How to complete this task: Write out the full listing exactly.

Data listing:

>>>>>

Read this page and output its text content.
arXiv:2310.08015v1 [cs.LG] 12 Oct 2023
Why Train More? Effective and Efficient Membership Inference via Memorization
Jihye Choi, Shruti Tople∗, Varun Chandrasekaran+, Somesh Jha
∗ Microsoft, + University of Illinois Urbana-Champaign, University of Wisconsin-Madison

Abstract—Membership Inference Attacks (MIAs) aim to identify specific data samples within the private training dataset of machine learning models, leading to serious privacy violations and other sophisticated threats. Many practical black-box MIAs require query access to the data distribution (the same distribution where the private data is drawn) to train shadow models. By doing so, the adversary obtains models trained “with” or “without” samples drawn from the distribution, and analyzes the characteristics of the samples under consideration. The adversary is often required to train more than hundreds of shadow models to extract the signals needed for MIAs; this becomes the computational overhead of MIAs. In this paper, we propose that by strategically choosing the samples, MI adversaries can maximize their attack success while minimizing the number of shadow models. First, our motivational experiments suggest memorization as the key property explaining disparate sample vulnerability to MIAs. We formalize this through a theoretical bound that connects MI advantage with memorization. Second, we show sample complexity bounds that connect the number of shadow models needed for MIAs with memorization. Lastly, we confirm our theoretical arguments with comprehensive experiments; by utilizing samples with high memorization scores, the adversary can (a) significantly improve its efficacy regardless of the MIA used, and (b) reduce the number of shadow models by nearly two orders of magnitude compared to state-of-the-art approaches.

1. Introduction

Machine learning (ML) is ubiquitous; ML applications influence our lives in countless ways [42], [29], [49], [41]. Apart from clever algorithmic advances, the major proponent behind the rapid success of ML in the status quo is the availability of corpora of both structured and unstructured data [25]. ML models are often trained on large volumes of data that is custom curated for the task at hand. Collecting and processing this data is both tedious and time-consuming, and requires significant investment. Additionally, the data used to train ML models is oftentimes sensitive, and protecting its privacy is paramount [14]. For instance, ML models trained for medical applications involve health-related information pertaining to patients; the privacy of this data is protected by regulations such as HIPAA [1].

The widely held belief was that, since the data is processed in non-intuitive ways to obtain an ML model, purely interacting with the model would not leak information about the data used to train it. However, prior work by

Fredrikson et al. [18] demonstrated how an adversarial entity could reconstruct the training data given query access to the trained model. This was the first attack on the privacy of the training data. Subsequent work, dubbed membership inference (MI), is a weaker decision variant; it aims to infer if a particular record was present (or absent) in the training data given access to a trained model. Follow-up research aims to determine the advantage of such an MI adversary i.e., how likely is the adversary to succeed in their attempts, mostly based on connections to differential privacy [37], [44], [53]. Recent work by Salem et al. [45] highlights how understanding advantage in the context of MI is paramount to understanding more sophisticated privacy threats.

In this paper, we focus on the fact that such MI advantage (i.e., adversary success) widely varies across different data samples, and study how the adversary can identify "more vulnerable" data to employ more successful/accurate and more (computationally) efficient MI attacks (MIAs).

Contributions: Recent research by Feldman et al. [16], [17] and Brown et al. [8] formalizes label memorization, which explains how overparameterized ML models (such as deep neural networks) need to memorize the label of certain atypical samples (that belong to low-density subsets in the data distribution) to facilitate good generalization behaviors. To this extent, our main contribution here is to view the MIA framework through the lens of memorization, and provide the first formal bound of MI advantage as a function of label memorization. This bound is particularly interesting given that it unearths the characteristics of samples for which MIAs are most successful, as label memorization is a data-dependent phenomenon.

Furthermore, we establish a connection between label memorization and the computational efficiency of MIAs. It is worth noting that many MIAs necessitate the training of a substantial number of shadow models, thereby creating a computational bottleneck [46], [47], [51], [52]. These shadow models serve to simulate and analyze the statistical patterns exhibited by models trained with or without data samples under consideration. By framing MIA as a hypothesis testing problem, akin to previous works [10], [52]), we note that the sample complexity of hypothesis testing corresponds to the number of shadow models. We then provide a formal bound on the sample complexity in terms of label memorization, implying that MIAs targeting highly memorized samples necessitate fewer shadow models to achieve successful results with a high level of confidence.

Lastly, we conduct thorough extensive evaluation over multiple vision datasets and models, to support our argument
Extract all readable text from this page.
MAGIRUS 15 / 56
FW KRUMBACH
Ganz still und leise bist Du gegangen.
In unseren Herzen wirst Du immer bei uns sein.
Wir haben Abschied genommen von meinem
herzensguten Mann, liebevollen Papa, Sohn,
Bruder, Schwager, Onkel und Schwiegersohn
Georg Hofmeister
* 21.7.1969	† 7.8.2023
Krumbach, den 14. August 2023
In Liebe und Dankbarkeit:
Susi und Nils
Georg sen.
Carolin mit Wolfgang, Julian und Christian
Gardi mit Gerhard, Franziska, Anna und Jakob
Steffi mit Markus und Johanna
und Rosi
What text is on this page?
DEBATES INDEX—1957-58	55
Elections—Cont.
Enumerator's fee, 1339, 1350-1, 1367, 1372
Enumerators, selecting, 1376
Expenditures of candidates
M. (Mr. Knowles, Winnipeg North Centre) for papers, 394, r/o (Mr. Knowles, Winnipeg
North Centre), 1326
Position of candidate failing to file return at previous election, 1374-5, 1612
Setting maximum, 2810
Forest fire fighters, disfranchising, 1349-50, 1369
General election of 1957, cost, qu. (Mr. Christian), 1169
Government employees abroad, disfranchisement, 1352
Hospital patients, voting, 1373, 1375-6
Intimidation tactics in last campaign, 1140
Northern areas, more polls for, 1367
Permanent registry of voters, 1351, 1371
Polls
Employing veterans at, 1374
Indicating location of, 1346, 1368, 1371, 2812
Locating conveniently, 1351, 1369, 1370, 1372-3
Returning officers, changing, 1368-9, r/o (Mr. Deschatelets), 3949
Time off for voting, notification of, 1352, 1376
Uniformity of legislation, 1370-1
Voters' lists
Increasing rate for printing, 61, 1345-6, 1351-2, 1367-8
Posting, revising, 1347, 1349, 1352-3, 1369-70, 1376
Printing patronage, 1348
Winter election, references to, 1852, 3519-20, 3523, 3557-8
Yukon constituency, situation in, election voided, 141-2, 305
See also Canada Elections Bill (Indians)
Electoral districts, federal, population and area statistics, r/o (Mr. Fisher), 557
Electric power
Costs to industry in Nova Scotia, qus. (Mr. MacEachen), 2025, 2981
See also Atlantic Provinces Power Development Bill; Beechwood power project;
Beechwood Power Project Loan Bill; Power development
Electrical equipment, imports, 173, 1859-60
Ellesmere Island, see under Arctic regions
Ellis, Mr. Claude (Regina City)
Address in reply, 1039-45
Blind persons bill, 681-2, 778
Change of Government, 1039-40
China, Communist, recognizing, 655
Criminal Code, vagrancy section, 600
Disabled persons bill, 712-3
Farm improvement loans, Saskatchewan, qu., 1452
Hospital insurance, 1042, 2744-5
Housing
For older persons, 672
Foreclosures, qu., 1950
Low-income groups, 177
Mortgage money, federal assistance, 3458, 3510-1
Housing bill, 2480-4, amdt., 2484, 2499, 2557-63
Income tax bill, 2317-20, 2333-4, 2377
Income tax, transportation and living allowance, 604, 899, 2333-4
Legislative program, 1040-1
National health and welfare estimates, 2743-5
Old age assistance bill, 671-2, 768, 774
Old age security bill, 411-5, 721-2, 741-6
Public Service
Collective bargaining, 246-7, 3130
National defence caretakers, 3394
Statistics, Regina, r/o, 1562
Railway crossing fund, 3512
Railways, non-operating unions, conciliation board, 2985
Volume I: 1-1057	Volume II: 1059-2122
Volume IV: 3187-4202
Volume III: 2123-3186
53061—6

<<<<<

Answer:
Read this page and output its text content.
arXiv:2310.08015v1 [cs.LG] 12 Oct 2023
Why Train More? Effective and Efficient Membership Inference via Memorization
Jihye Choi, Shruti Tople∗, Varun Chandrasekaran+, Somesh Jha
∗ Microsoft, + University of Illinois Urbana-Champaign, University of Wisconsin-Madison

Abstract—Membership Inference Attacks (MIAs) aim to identify specific data samples within the private training dataset of machine learning models, leading to serious privacy violations and other sophisticated threats. Many practical black-box MIAs require query access to the data distribution (the same distribution where the private data is drawn) to train shadow models. By doing so, the adversary obtains models trained “with” or “without” samples drawn from the distribution, and analyzes the characteristics of the samples under consideration. The adversary is often required to train more than hundreds of shadow models to extract the signals needed for MIAs; this becomes the computational overhead of MIAs. In this paper, we propose that by strategically choosing the samples, MI adversaries can maximize their attack success while minimizing the number of shadow models. First, our motivational experiments suggest memorization as the key property explaining disparate sample vulnerability to MIAs. We formalize this through a theoretical bound that connects MI advantage with memorization. Second, we show sample complexity bounds that connect the number of shadow models needed for MIAs with memorization. Lastly, we confirm our theoretical arguments with comprehensive experiments; by utilizing samples with high memorization scores, the adversary can (a) significantly improve its efficacy regardless of the MIA used, and (b) reduce the number of shadow models by nearly two orders of magnitude compared to state-of-the-art approaches.

1. Introduction

Machine learning (ML) is ubiquitous; ML applications influence our lives in countless ways [42], [29], [49], [41]. Apart from clever algorithmic advances, the major proponent behind the rapid success of ML in the status quo is the availability of corpora of both structured and unstructured data [25]. ML models are often trained on large volumes of data that is custom curated for the task at hand. Collecting and processing this data is both tedious and time-consuming, and requires significant investment. Additionally, the data used to train ML models is oftentimes sensitive, and protecting its privacy is paramount [14]. For instance, ML models trained for medical applications involve health-related information pertaining to patients; the privacy of this data is protected by regulations such as HIPAA [1].

The widely held belief was that, since the data is processed in non-intuitive ways to obtain an ML model, purely interacting with the model would not leak information about the data used to train it. However, prior work by

Fredrikson et al. [18] demonstrated how an adversarial entity could reconstruct the training data given query access to the trained model. This was the first attack on the privacy of the training data. Subsequent work, dubbed membership inference (MI), is a weaker decision variant; it aims to infer if a particular record was present (or absent) in the training data given access to a trained model. Follow-up research aims to determine the advantage of such an MI adversary i.e., how likely is the adversary to succeed in their attempts, mostly based on connections to differential privacy [37], [44], [53]. Recent work by Salem et al. [45] highlights how understanding advantage in the context of MI is paramount to understanding more sophisticated privacy threats.

In this paper, we focus on the fact that such MI advantage (i.e., adversary success) widely varies across different data samples, and study how the adversary can identify "more vulnerable" data to employ more successful/accurate and more (computationally) efficient MI attacks (MIAs).

Contributions: Recent research by Feldman et al. [16], [17] and Brown et al. [8] formalizes label memorization, which explains how overparameterized ML models (such as deep neural networks) need to memorize the label of certain atypical samples (that belong to low-density subsets in the data distribution) to facilitate good generalization behaviors. To this extent, our main contribution here is to view the MIA framework through the lens of memorization, and provide the first formal bound of MI advantage as a function of label memorization. This bound is particularly interesting given that it unearths the characteristics of samples for which MIAs are most successful, as label memorization is a data-dependent phenomenon.

Furthermore, we establish a connection between label memorization and the computational efficiency of MIAs. It is worth noting that many MIAs necessitate the training of a substantial number of shadow models, thereby creating a computational bottleneck [46], [47], [51], [52]. These shadow models serve to simulate and analyze the statistical patterns exhibited by models trained with or without data samples under consideration. By framing MIA as a hypothesis testing problem, akin to previous works [10], [52]), we note that the sample complexity of hypothesis testing corresponds to the number of shadow models. We then provide a formal bound on the sample complexity in terms of label memorization, implying that MIAs targeting highly memorized samples necessitate fewer shadow models to achieve successful results with a high level of confidence.

Lastly, we conduct thorough extensive evaluation over multiple vision datasets and models, to support our argument
Extract all readable text from this page.
MAGIRUS 15 / 56
FW KRUMBACH
Ganz still und leise bist Du gegangen.
In unseren Herzen wirst Du immer bei uns sein.
Wir haben Abschied genommen von meinem
herzensguten Mann, liebevollen Papa, Sohn,
Bruder, Schwager, Onkel und Schwiegersohn
Georg Hofmeister
* 21.7.1969	† 7.8.2023
Krumbach, den 14. August 2023
In Liebe und Dankbarkeit:
Susi und Nils
Georg sen.
Carolin mit Wolfgang, Julian und Christian
Gardi mit Gerhard, Franziska, Anna und Jakob
Steffi mit Markus und Johanna
und Rosi
What text is on this page?
DEBATES INDEX—1957-58	55
Elections—Cont.
Enumerator's fee, 1339, 1350-1, 1367, 1372
Enumerators, selecting, 1376
Expenditures of candidates
M. (Mr. Knowles, Winnipeg North Centre) for papers, 394, r/o (Mr. Knowles, Winnipeg
North Centre), 1326
Position of candidate failing to file return at previous election, 1374-5, 1612
Setting maximum, 2810
Forest fire fighters, disfranchising, 1349-50, 1369
General election of 1957, cost, qu. (Mr. Christian), 1169
Government employees abroad, disfranchisement, 1352
Hospital patients, voting, 1373, 1375-6
Intimidation tactics in last campaign, 1140
Northern areas, more polls for, 1367
Permanent registry of voters, 1351, 1371
Polls
Employing veterans at, 1374
Indicating location of, 1346, 1368, 1371, 2812
Locating conveniently, 1351, 1369, 1370, 1372-3
Returning officers, changing, 1368-9, r/o (Mr. Deschatelets), 3949
Time off for voting, notification of, 1352, 1376
Uniformity of legislation, 1370-1
Voters' lists
Increasing rate for printing, 61, 1345-6, 1351-2, 1367-8
Posting, revising, 1347, 1349, 1352-3, 1369-70, 1376
Printing patronage, 1348
Winter election, references to, 1852, 3519-20, 3523, 3557-8
Yukon constituency, situation in, election voided, 141-2, 305
See also Canada Elections Bill (Indians)
Electoral districts, federal, population and area statistics, r/o (Mr. Fisher), 557
Electric power
Costs to industry in Nova Scotia, qus. (Mr. MacEachen), 2025, 2981
See also Atlantic Provinces Power Development Bill; Beechwood power project;
Beechwood Power Project Loan Bill; Power development
Electrical equipment, imports, 173, 1859-60
Ellesmere Island, see under Arctic regions
Ellis, Mr. Claude (Regina City)
Address in reply, 1039-45
Blind persons bill, 681-2, 778
Change of Government, 1039-40
China, Communist, recognizing, 655
Criminal Code, vagrancy section, 600
Disabled persons bill, 712-3
Farm improvement loans, Saskatchewan, qu., 1452
Hospital insurance, 1042, 2744-5
Housing
For older persons, 672
Foreclosures, qu., 1950
Low-income groups, 177
Mortgage money, federal assistance, 3458, 3510-1
Housing bill, 2480-4, amdt., 2484, 2499, 2557-63
Income tax bill, 2317-20, 2333-4, 2377
Income tax, transportation and living allowance, 604, 899, 2333-4
Legislative program, 1040-1
National health and welfare estimates, 2743-5
Old age assistance bill, 671-2, 768, 774
Old age security bill, 411-5, 721-2, 741-6
Public Service
Collective bargaining, 246-7, 3130
National defence caretakers, 3394
Statistics, Regina, r/o, 1562
Railway crossing fund, 3512
Railways, non-operating unions, conciliation board, 2985
Volume I: 1-1057	Volume II: 1059-2122
Volume IV: 3187-4202
Volume III: 2123-3186
53061—6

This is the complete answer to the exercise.